**Goal**
Identify each line containing the word "Старый" and copy it.

**Records shown**
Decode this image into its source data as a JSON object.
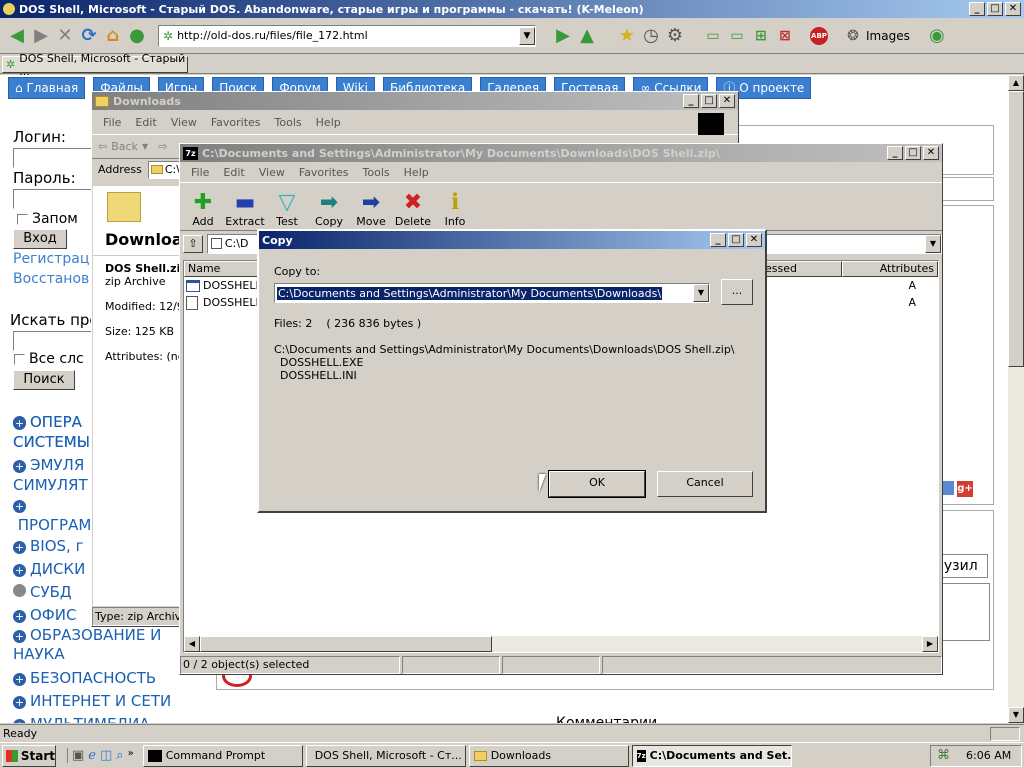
{
  "browser": {
    "title": "DOS Shell, Microsoft - Старый DOS. Abandonware, старые игры и программы - скачать! (K-Meleon)",
    "url": "http://old-dos.ru/files/file_172.html",
    "tab": "DOS Shell, Microsoft - Старый ...",
    "images_label": "Images",
    "status": "Ready"
  },
  "site": {
    "nav": [
      "Главная",
      "Файлы",
      "Игры",
      "Поиск",
      "Форум",
      "Wiki",
      "Библиотека",
      "Галерея",
      "Гостевая",
      "Ссылки",
      "О проекте"
    ],
    "login_label": "Логин:",
    "password_label": "Пароль:",
    "remember_label": "Запом",
    "login_button": "Вход",
    "register_link": "Регистрац",
    "restore_link": "Восстанов",
    "search_label": "Искать про",
    "all_words_label": "Все слс",
    "search_button": "Поиск",
    "categories": [
      "ОПЕРА СИСТЕМЫ",
      "ЭМУЛЯ СИМУЛЯТ",
      "ПРОГРАМ",
      "BIOS, г",
      "ДИСКИ",
      "СУБД",
      "ОФИС",
      "ОБРАЗОВАНИЕ И НАУКА",
      "БЕЗОПАСНОСТЬ",
      "ИНТЕРНЕТ И СЕТИ",
      "МУЛЬТИМЕДИА"
    ],
    "comments_label": "Комментарии",
    "upload_label": "рузил"
  },
  "explorer": {
    "title": "Downloads",
    "menu": [
      "File",
      "Edit",
      "View",
      "Favorites",
      "Tools",
      "Help"
    ],
    "back_label": "Back",
    "address_label": "Address",
    "address_value": "C:\\",
    "folder_title": "Downloa",
    "file_name": "DOS Shell.zip",
    "file_type": "zip Archive",
    "modified": "Modified: 12/9/",
    "size": "Size: 125 KB",
    "attributes": "Attributes: (no",
    "status": "Type: zip Archive"
  },
  "sevenzip": {
    "title": "C:\\Documents and Settings\\Administrator\\My Documents\\Downloads\\DOS Shell.zip\\",
    "menu": [
      "File",
      "Edit",
      "View",
      "Favorites",
      "Tools",
      "Help"
    ],
    "toolbar": [
      "Add",
      "Extract",
      "Test",
      "Copy",
      "Move",
      "Delete",
      "Info"
    ],
    "path_value": "C:\\D",
    "col_name": "Name",
    "col_compressed": "essed",
    "col_attributes": "Attributes",
    "files": [
      {
        "name": "DOSSHELL.",
        "attr": "A"
      },
      {
        "name": "DOSSHELL.",
        "attr": "A"
      }
    ],
    "status": "0 / 2 object(s) selected"
  },
  "copy_dialog": {
    "title": "Copy",
    "copy_to_label": "Copy to:",
    "destination": "C:\\Documents and Settings\\Administrator\\My Documents\\Downloads\\",
    "browse_label": "...",
    "files_info": "Files: 2    ( 236 836 bytes )",
    "source_path": "C:\\Documents and Settings\\Administrator\\My Documents\\Downloads\\DOS Shell.zip\\",
    "file_list": [
      "DOSSHELL.EXE",
      "DOSSHELL.INI"
    ],
    "ok_label": "OK",
    "cancel_label": "Cancel"
  },
  "taskbar": {
    "start_label": "Start",
    "tasks": [
      "Command Prompt",
      "DOS Shell, Microsoft - Ст...",
      "Downloads",
      "C:\\Documents and Set..."
    ],
    "time": "6:06 AM"
  },
  "colors": {
    "title_active": "#0a246a",
    "title_gradient_end": "#a6caf0",
    "chrome": "#d4d0c8",
    "site_link": "#1a5fb4",
    "nav_button": "#3b7fd0",
    "selection": "#0a246a"
  }
}
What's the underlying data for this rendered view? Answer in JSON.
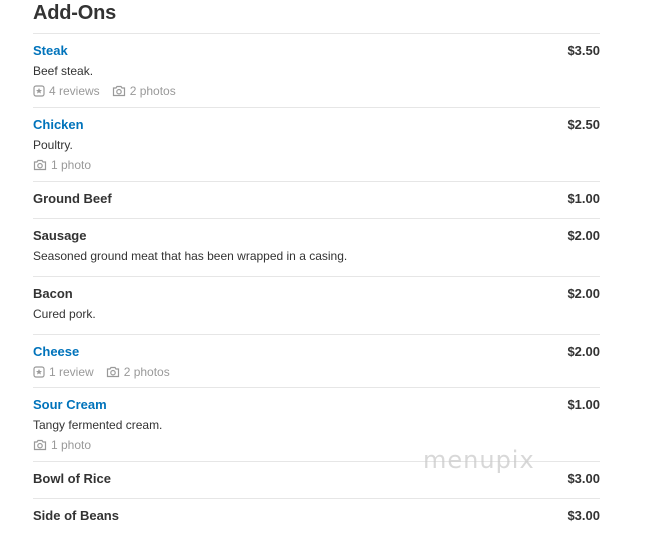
{
  "section": {
    "title": "Add-Ons"
  },
  "items": [
    {
      "name": "Steak",
      "price": "$3.50",
      "description": "Beef steak.",
      "reviews": "4 reviews",
      "photos": "2 photos"
    },
    {
      "name": "Chicken",
      "price": "$2.50",
      "description": "Poultry.",
      "photos": "1 photo"
    },
    {
      "name": "Ground Beef",
      "price": "$1.00"
    },
    {
      "name": "Sausage",
      "price": "$2.00",
      "description": "Seasoned ground meat that has been wrapped in a casing."
    },
    {
      "name": "Bacon",
      "price": "$2.00",
      "description": "Cured pork."
    },
    {
      "name": "Cheese",
      "price": "$2.00",
      "reviews": "1 review",
      "photos": "2 photos"
    },
    {
      "name": "Sour Cream",
      "price": "$1.00",
      "description": "Tangy fermented cream.",
      "photos": "1 photo"
    },
    {
      "name": "Bowl of Rice",
      "price": "$3.00"
    },
    {
      "name": "Side of Beans",
      "price": "$3.00"
    }
  ],
  "icons": {
    "review": "review-star-icon",
    "photo": "camera-icon"
  },
  "colors": {
    "link": "#0073bb",
    "text": "#333333",
    "muted": "#999999",
    "divider": "#e6e6e6"
  },
  "watermark": "menupix"
}
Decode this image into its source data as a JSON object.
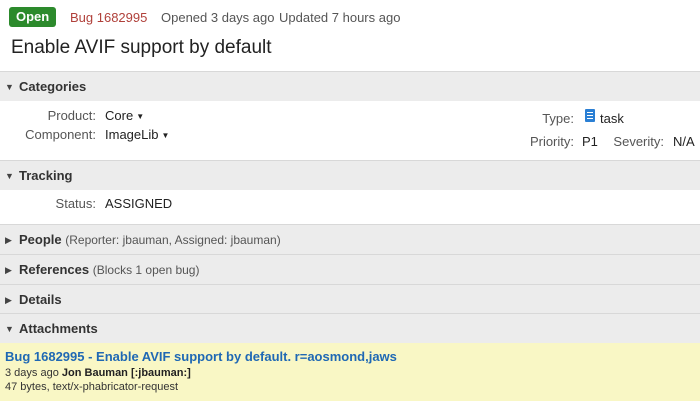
{
  "header": {
    "status": "Open",
    "bug_id": "Bug 1682995",
    "opened": "Opened 3 days ago",
    "updated": "Updated 7 hours ago",
    "summary": "Enable AVIF support by default"
  },
  "sections": {
    "categories": {
      "title": "Categories",
      "product_label": "Product:",
      "product_value": "Core",
      "component_label": "Component:",
      "component_value": "ImageLib",
      "type_label": "Type:",
      "type_value": "task",
      "priority_label": "Priority:",
      "priority_value": "P1",
      "severity_label": "Severity:",
      "severity_value": "N/A"
    },
    "tracking": {
      "title": "Tracking",
      "status_label": "Status:",
      "status_value": "ASSIGNED"
    },
    "people": {
      "title": "People",
      "meta": "(Reporter: jbauman, Assigned: jbauman)"
    },
    "references": {
      "title": "References",
      "meta": "(Blocks 1 open bug)"
    },
    "details": {
      "title": "Details"
    },
    "attachments": {
      "title": "Attachments",
      "item": {
        "title": "Bug 1682995 - Enable AVIF support by default. r=aosmond,jaws",
        "age": "3 days ago",
        "author": "Jon Bauman [:jbauman:]",
        "type": "47 bytes, text/x-phabricator-request"
      }
    }
  },
  "icons": {
    "expanded": "triangle-down",
    "collapsed": "triangle-right",
    "dropdown": "caret-down",
    "task": "clipboard-icon"
  },
  "colors": {
    "open_badge": "#2c8a2c",
    "bug_id": "#b0403a",
    "section_bg": "#ececec",
    "attachment_bg": "#f9f7c5",
    "link": "#1f68b4"
  }
}
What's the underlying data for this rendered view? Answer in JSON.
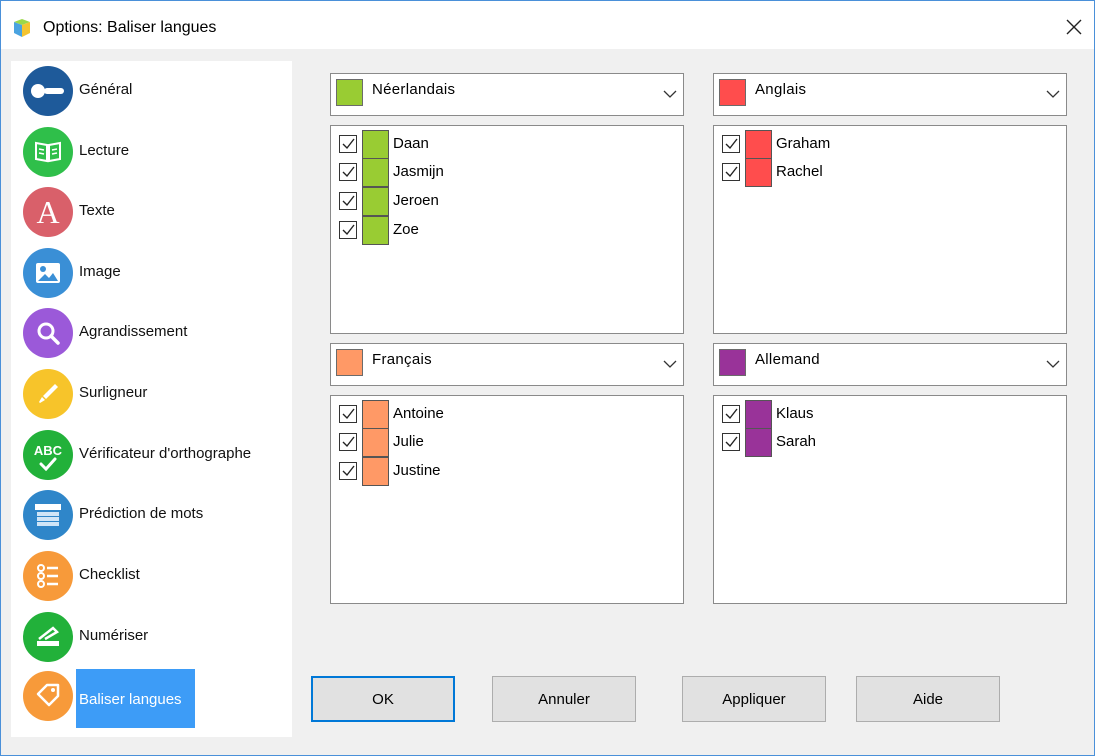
{
  "window": {
    "title": "Options: Baliser langues",
    "close_label": "✕"
  },
  "sidebar": {
    "items": [
      {
        "label": "Général",
        "icon": "toggle-icon",
        "color": "#1e5a9a"
      },
      {
        "label": "Lecture",
        "icon": "book-icon",
        "color": "#2fbf4a"
      },
      {
        "label": "Texte",
        "icon": "letter-a-icon",
        "color": "#d9606a",
        "glyph": "A"
      },
      {
        "label": "Image",
        "icon": "picture-icon",
        "color": "#3a8fd6"
      },
      {
        "label": "Agrandissement",
        "icon": "magnifier-icon",
        "color": "#9b59d9"
      },
      {
        "label": "Surligneur",
        "icon": "highlighter-icon",
        "color": "#f7c42a"
      },
      {
        "label": "Vérificateur d'orthographe",
        "icon": "spellcheck-icon",
        "color": "#22b13a",
        "glyph": "ABC"
      },
      {
        "label": "Prédiction de mots",
        "icon": "word-prediction-icon",
        "color": "#2f86c9"
      },
      {
        "label": "Checklist",
        "icon": "checklist-icon",
        "color": "#f79a3a"
      },
      {
        "label": "Numériser",
        "icon": "scanner-icon",
        "color": "#22b13a"
      },
      {
        "label": "Baliser langues",
        "icon": "language-tag-icon",
        "color": "#f79a3a",
        "active": true
      }
    ]
  },
  "languages": [
    {
      "name": "Néerlandais",
      "color": "#99cc33",
      "people": [
        "Daan",
        "Jasmijn",
        "Jeroen",
        "Zoe"
      ]
    },
    {
      "name": "Anglais",
      "color": "#ff4d4d",
      "people": [
        "Graham",
        "Rachel"
      ]
    },
    {
      "name": "Français",
      "color": "#ff9966",
      "people": [
        "Antoine",
        "Julie",
        "Justine"
      ]
    },
    {
      "name": "Allemand",
      "color": "#993399",
      "people": [
        "Klaus",
        "Sarah"
      ]
    }
  ],
  "buttons": {
    "ok": "OK",
    "cancel": "Annuler",
    "apply": "Appliquer",
    "help": "Aide"
  }
}
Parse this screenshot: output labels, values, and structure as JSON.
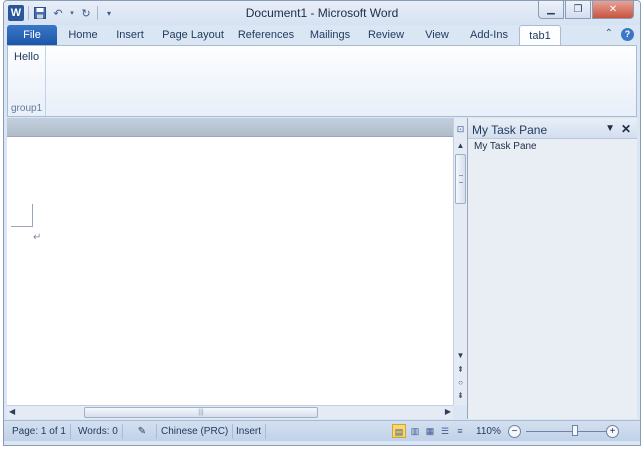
{
  "window": {
    "title": "Document1  -  Microsoft Word",
    "app_icon_letter": "W"
  },
  "qat": {
    "save_icon": "save-icon",
    "undo_icon": "undo-icon",
    "redo_icon": "redo-icon",
    "customize_icon": "customize-qat-icon"
  },
  "tabs": [
    {
      "label": "File"
    },
    {
      "label": "Home"
    },
    {
      "label": "Insert"
    },
    {
      "label": "Page Layout"
    },
    {
      "label": "References"
    },
    {
      "label": "Mailings"
    },
    {
      "label": "Review"
    },
    {
      "label": "View"
    },
    {
      "label": "Add-Ins"
    },
    {
      "label": "tab1"
    }
  ],
  "ribbon": {
    "button_label": "Hello",
    "group_label": "group1"
  },
  "task_pane": {
    "title": "My Task Pane",
    "body_text": "My Task Pane"
  },
  "status": {
    "page": "Page: 1 of 1",
    "words": "Words: 0",
    "language": "Chinese (PRC)",
    "mode": "Insert",
    "zoom": "110%"
  },
  "zoom_level_fraction": 0.6,
  "colors": {
    "file_tab": "#1d56a9",
    "ribbon_bg": "#fdfeff",
    "status_bg": "#c1d1e8"
  }
}
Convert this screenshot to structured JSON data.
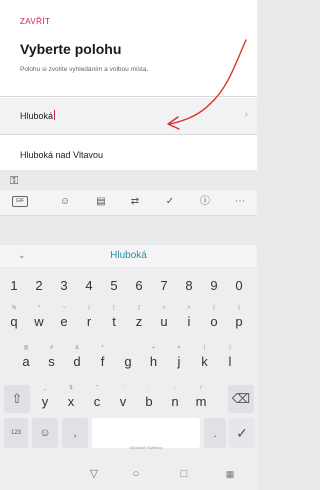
{
  "sheet": {
    "close_label": "ZAVŘÍT",
    "title": "Vyberte polohu",
    "subtitle": "Polohu si zvolíte vyhledáním a volbou místa.",
    "search_value": "Hluboká",
    "result": "Hluboká nad Vltavou"
  },
  "keyboard": {
    "suggestion": "Hluboká",
    "numbers": [
      "1",
      "2",
      "3",
      "4",
      "5",
      "6",
      "7",
      "8",
      "9",
      "0"
    ],
    "row1": [
      {
        "sup": "%",
        "main": "q"
      },
      {
        "sup": "^",
        "main": "w"
      },
      {
        "sup": "~",
        "main": "e"
      },
      {
        "sup": "|",
        "main": "r"
      },
      {
        "sup": "[",
        "main": "t"
      },
      {
        "sup": "]",
        "main": "z"
      },
      {
        "sup": "<",
        "main": "u"
      },
      {
        "sup": ">",
        "main": "i"
      },
      {
        "sup": "{",
        "main": "o"
      },
      {
        "sup": "}",
        "main": "p"
      }
    ],
    "row2": [
      {
        "sup": "@",
        "main": "a"
      },
      {
        "sup": "#",
        "main": "s"
      },
      {
        "sup": "&",
        "main": "d"
      },
      {
        "sup": "*",
        "main": "f"
      },
      {
        "sup": "-",
        "main": "g"
      },
      {
        "sup": "+",
        "main": "h"
      },
      {
        "sup": "=",
        "main": "j"
      },
      {
        "sup": "(",
        "main": "k"
      },
      {
        "sup": ")",
        "main": "l"
      }
    ],
    "row3": [
      {
        "sup": "_",
        "main": "y"
      },
      {
        "sup": "$",
        "main": "x"
      },
      {
        "sup": "\"",
        "main": "c"
      },
      {
        "sup": "'",
        "main": "v"
      },
      {
        "sup": ":",
        "main": "b"
      },
      {
        "sup": ";",
        "main": "n"
      },
      {
        "sup": "/",
        "main": "m"
      }
    ],
    "fn_label": "123",
    "space_label": "Microsoft SwiftKey",
    "period": "."
  },
  "colors": {
    "accent": "#d1195e",
    "suggestion": "#2a92a6",
    "annotation": "#e0302a"
  },
  "icons": [
    "key-icon",
    "gif-icon",
    "sticker-icon",
    "clipboard-icon",
    "translate-icon",
    "checkmark-icon",
    "info-icon",
    "more-icon",
    "collapse-icon",
    "shift-icon",
    "backspace-icon",
    "emoji-icon",
    "comma-key",
    "enter-icon",
    "back-icon",
    "home-icon",
    "recents-icon",
    "keyboard-icon",
    "chevron-right-icon"
  ]
}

**Task answer**
    "title": "DOS Shell, Microsoft - Старый DOS. Abandonware, старые игры и программы - скачать! (K-Meleon)",
    "tab": "DOS Shell, Microsoft - Старый ...",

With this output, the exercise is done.